(Figure data in JSON)
+===+

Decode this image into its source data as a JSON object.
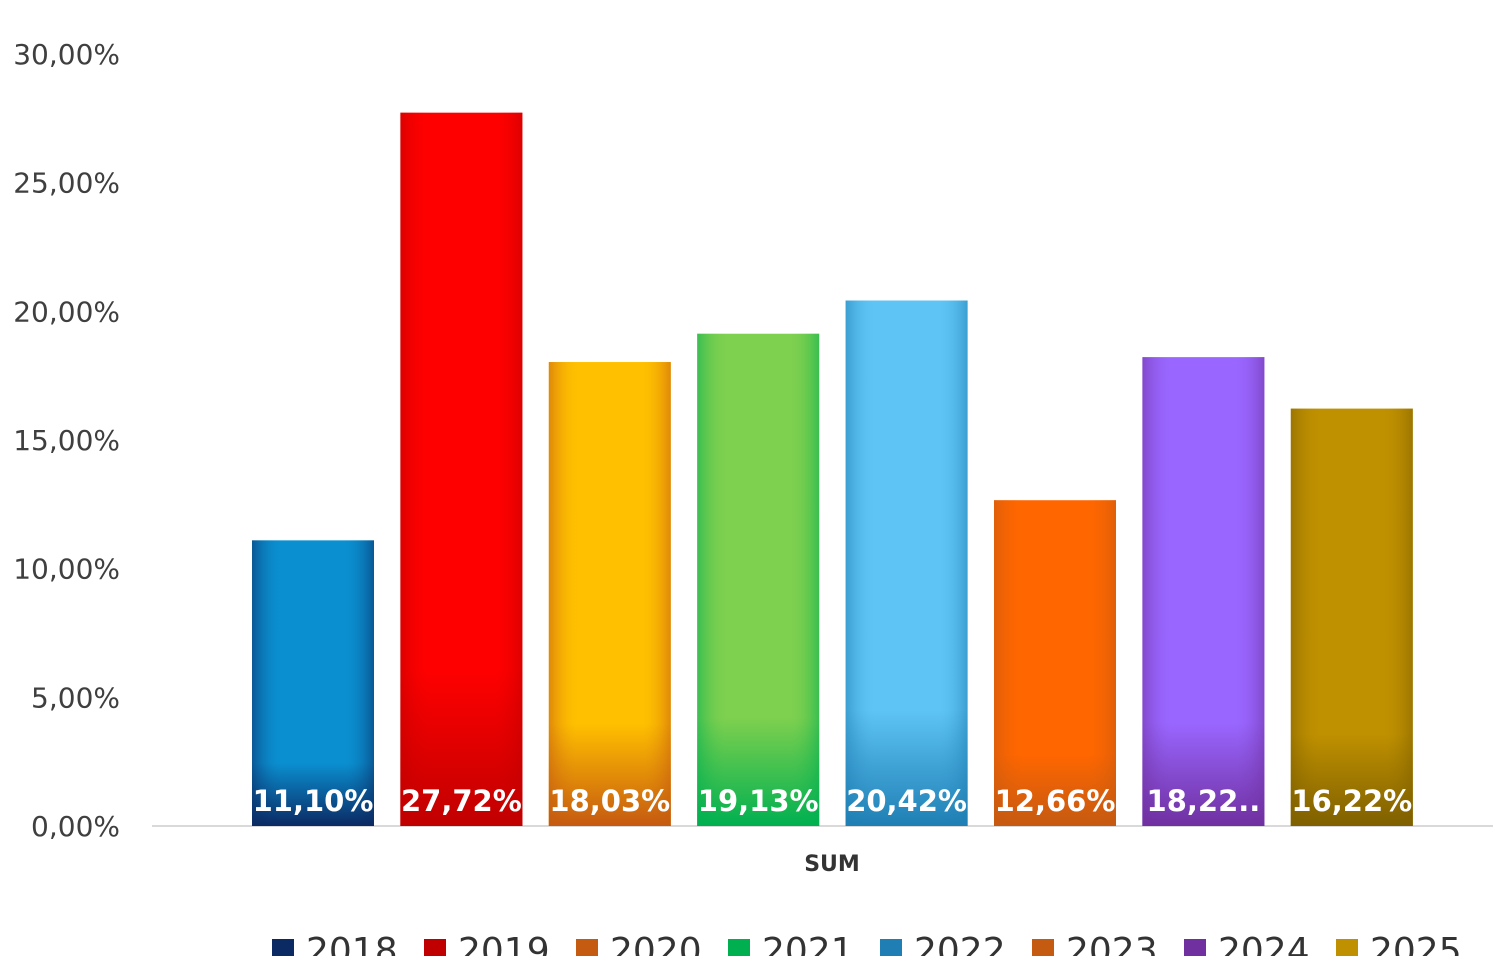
{
  "chart_data": {
    "type": "bar",
    "title": "",
    "xlabel": "SUM",
    "ylabel": "",
    "ylim": [
      0,
      30
    ],
    "yticks": [
      0,
      5,
      10,
      15,
      20,
      25,
      30
    ],
    "ytick_labels": [
      "0,00%",
      "5,00%",
      "10,00%",
      "15,00%",
      "20,00%",
      "25,00%",
      "30,00%"
    ],
    "categories": [
      "SUM"
    ],
    "grid": false,
    "legend_position": "bottom",
    "series": [
      {
        "name": "2018",
        "values": [
          11.1
        ],
        "label": "11,10%",
        "color": "#0a8fd0",
        "dark": "#0b2a63",
        "legend_color": "#0b2a63"
      },
      {
        "name": "2019",
        "values": [
          27.72
        ],
        "label": "27,72%",
        "color": "#ff0000",
        "dark": "#c00000",
        "legend_color": "#c00000"
      },
      {
        "name": "2020",
        "values": [
          18.03
        ],
        "label": "18,03%",
        "color": "#ffc000",
        "dark": "#c55a11",
        "legend_color": "#c55a11"
      },
      {
        "name": "2021",
        "values": [
          19.13
        ],
        "label": "19,13%",
        "color": "#7ed04f",
        "dark": "#00b050",
        "legend_color": "#00b050"
      },
      {
        "name": "2022",
        "values": [
          20.42
        ],
        "label": "20,42%",
        "color": "#5ec4f5",
        "dark": "#1f7fb4",
        "legend_color": "#1f7fb4"
      },
      {
        "name": "2023",
        "values": [
          12.66
        ],
        "label": "12,66%",
        "color": "#ff6600",
        "dark": "#c55a11",
        "legend_color": "#c55a11"
      },
      {
        "name": "2024",
        "values": [
          18.22
        ],
        "label": "18,22..",
        "color": "#9966ff",
        "dark": "#7030a0",
        "legend_color": "#7030a0"
      },
      {
        "name": "2025",
        "values": [
          16.22
        ],
        "label": "16,22%",
        "color": "#bf9000",
        "dark": "#7f6000",
        "legend_color": "#bf9000"
      }
    ]
  }
}
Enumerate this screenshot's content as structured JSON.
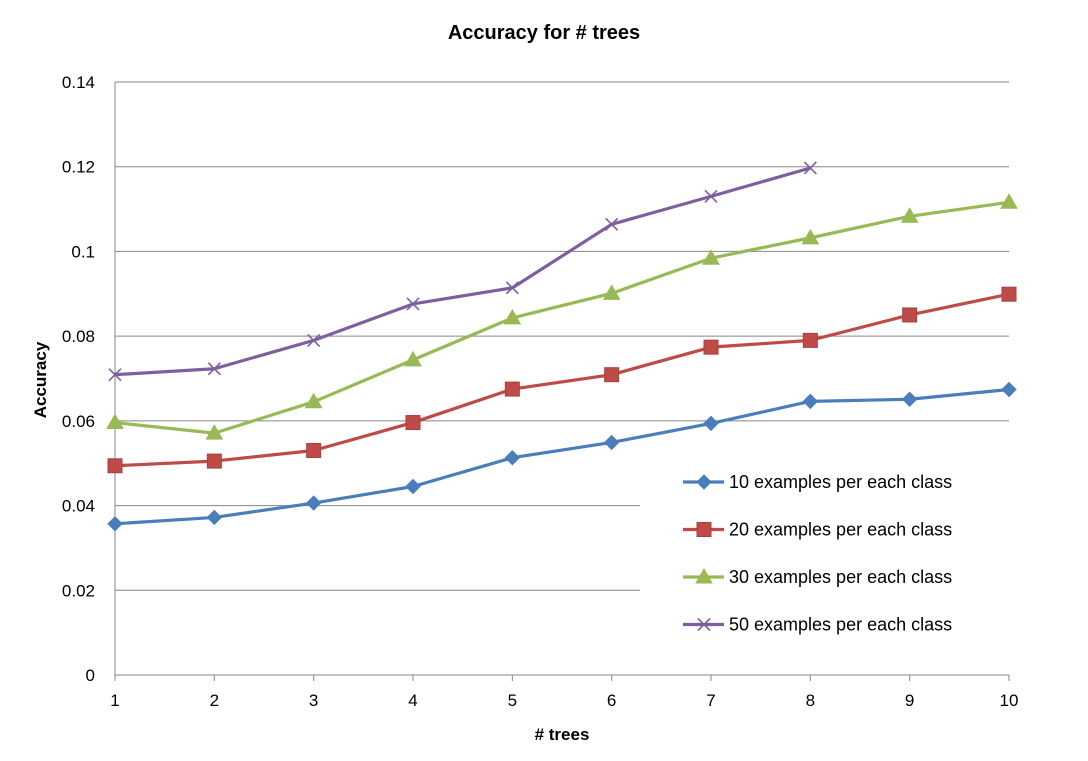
{
  "chart_data": {
    "type": "line",
    "title": "Accuracy for # trees",
    "xlabel": "# trees",
    "ylabel": "Accuracy",
    "x": [
      1,
      2,
      3,
      4,
      5,
      6,
      7,
      8,
      9,
      10
    ],
    "xlim": [
      1,
      10
    ],
    "ylim": [
      0,
      0.14
    ],
    "yticks": [
      "0",
      "0.02",
      "0.04",
      "0.06",
      "0.08",
      "0.1",
      "0.12",
      "0.14"
    ],
    "xticks": [
      "1",
      "2",
      "3",
      "4",
      "5",
      "6",
      "7",
      "8",
      "9",
      "10"
    ],
    "grid": true,
    "legend_position": "right",
    "series": [
      {
        "name": "10 examples per each class",
        "color": "#4a7ebb",
        "marker": "diamond",
        "values": [
          0.0357,
          0.0372,
          0.0406,
          0.0445,
          0.0513,
          0.0549,
          0.0594,
          0.0646,
          0.0651,
          0.0674
        ]
      },
      {
        "name": "20 examples per each class",
        "color": "#be4b48",
        "marker": "square",
        "values": [
          0.0494,
          0.0505,
          0.053,
          0.0596,
          0.0675,
          0.0709,
          0.0774,
          0.079,
          0.085,
          0.0899
        ]
      },
      {
        "name": "30 examples per each class",
        "color": "#98b954",
        "marker": "triangle",
        "values": [
          0.0596,
          0.0571,
          0.0645,
          0.0744,
          0.0843,
          0.0901,
          0.0984,
          0.1032,
          0.1083,
          0.1116
        ]
      },
      {
        "name": "50 examples per each class",
        "color": "#7d5fa0",
        "marker": "x",
        "values": [
          0.0709,
          0.0723,
          0.079,
          0.0876,
          0.0914,
          0.1064,
          0.113,
          0.1197,
          null,
          null
        ]
      }
    ]
  }
}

+===+

* **WHAT TO DO**
All preceding records should be duplicated verbatim, images excepted.

* **FINAL RESULT**
Decode this image into its source data as a JSON object.
{
  "chart_data": {
    "type": "bar",
    "title": "",
    "xlabel": "SUM",
    "ylabel": "",
    "ylim": [
      0,
      30
    ],
    "yticks": [
      0,
      5,
      10,
      15,
      20,
      25,
      30
    ],
    "ytick_labels": [
      "0,00%",
      "5,00%",
      "10,00%",
      "15,00%",
      "20,00%",
      "25,00%",
      "30,00%"
    ],
    "categories": [
      "SUM"
    ],
    "grid": false,
    "legend_position": "bottom",
    "series": [
      {
        "name": "2018",
        "values": [
          11.1
        ],
        "label": "11,10%",
        "color": "#0a8fd0",
        "dark": "#0b2a63",
        "legend_color": "#0b2a63"
      },
      {
        "name": "2019",
        "values": [
          27.72
        ],
        "label": "27,72%",
        "color": "#ff0000",
        "dark": "#c00000",
        "legend_color": "#c00000"
      },
      {
        "name": "2020",
        "values": [
          18.03
        ],
        "label": "18,03%",
        "color": "#ffc000",
        "dark": "#c55a11",
        "legend_color": "#c55a11"
      },
      {
        "name": "2021",
        "values": [
          19.13
        ],
        "label": "19,13%",
        "color": "#7ed04f",
        "dark": "#00b050",
        "legend_color": "#00b050"
      },
      {
        "name": "2022",
        "values": [
          20.42
        ],
        "label": "20,42%",
        "color": "#5ec4f5",
        "dark": "#1f7fb4",
        "legend_color": "#1f7fb4"
      },
      {
        "name": "2023",
        "values": [
          12.66
        ],
        "label": "12,66%",
        "color": "#ff6600",
        "dark": "#c55a11",
        "legend_color": "#c55a11"
      },
      {
        "name": "2024",
        "values": [
          18.22
        ],
        "label": "18,22..",
        "color": "#9966ff",
        "dark": "#7030a0",
        "legend_color": "#7030a0"
      },
      {
        "name": "2025",
        "values": [
          16.22
        ],
        "label": "16,22%",
        "color": "#bf9000",
        "dark": "#7f6000",
        "legend_color": "#bf9000"
      }
    ]
  }
}
Enumerate this screenshot's content as structured JSON.
{
  "chart_data": {
    "type": "line",
    "title": "Accuracy for # trees",
    "xlabel": "# trees",
    "ylabel": "Accuracy",
    "x": [
      1,
      2,
      3,
      4,
      5,
      6,
      7,
      8,
      9,
      10
    ],
    "xlim": [
      1,
      10
    ],
    "ylim": [
      0,
      0.14
    ],
    "yticks": [
      "0",
      "0.02",
      "0.04",
      "0.06",
      "0.08",
      "0.1",
      "0.12",
      "0.14"
    ],
    "xticks": [
      "1",
      "2",
      "3",
      "4",
      "5",
      "6",
      "7",
      "8",
      "9",
      "10"
    ],
    "grid": true,
    "legend_position": "right",
    "series": [
      {
        "name": "10 examples per each class",
        "color": "#4a7ebb",
        "marker": "diamond",
        "values": [
          0.0357,
          0.0372,
          0.0406,
          0.0445,
          0.0513,
          0.0549,
          0.0594,
          0.0646,
          0.0651,
          0.0674
        ]
      },
      {
        "name": "20 examples per each class",
        "color": "#be4b48",
        "marker": "square",
        "values": [
          0.0494,
          0.0505,
          0.053,
          0.0596,
          0.0675,
          0.0709,
          0.0774,
          0.079,
          0.085,
          0.0899
        ]
      },
      {
        "name": "30 examples per each class",
        "color": "#98b954",
        "marker": "triangle",
        "values": [
          0.0596,
          0.0571,
          0.0645,
          0.0744,
          0.0843,
          0.0901,
          0.0984,
          0.1032,
          0.1083,
          0.1116
        ]
      },
      {
        "name": "50 examples per each class",
        "color": "#7d5fa0",
        "marker": "x",
        "values": [
          0.0709,
          0.0723,
          0.079,
          0.0876,
          0.0914,
          0.1064,
          0.113,
          0.1197,
          null,
          null
        ]
      }
    ]
  }
}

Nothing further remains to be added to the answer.